> [Data section]
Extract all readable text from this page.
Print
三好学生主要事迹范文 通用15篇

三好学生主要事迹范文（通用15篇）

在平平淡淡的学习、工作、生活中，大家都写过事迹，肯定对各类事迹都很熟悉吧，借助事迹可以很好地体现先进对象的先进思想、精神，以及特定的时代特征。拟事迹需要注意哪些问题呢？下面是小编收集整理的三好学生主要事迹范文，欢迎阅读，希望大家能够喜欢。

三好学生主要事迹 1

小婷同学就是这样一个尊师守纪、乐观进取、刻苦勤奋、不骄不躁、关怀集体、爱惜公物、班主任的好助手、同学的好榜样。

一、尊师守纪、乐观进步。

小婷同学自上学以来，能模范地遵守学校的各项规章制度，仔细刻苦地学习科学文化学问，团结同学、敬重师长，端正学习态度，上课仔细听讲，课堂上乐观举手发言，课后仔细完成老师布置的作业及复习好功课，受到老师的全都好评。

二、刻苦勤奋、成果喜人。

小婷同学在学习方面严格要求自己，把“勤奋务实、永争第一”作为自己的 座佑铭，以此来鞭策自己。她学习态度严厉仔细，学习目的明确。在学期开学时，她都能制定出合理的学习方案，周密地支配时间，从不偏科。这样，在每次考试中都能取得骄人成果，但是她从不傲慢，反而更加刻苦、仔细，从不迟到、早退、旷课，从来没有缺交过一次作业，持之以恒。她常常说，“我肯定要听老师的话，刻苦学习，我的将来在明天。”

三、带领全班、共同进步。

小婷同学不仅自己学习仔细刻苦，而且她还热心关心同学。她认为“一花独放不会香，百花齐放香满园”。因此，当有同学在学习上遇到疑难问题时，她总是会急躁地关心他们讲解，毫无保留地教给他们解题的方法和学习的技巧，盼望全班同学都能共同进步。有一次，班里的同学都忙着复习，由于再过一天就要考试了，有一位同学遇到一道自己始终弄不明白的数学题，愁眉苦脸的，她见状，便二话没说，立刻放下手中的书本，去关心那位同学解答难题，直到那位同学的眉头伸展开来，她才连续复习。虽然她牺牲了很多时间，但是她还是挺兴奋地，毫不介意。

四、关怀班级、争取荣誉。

> [What you should do] In the listing above, locate each line with "刻苦勤奋" and copy it.

> [Complete output]
小婷同学就是这样一个尊师守纪、乐观进取、刻苦勤奋、不骄不躁、关怀集体、爱惜公物、班主任的好助手、同学的好榜样。
二、刻苦勤奋、成果喜人。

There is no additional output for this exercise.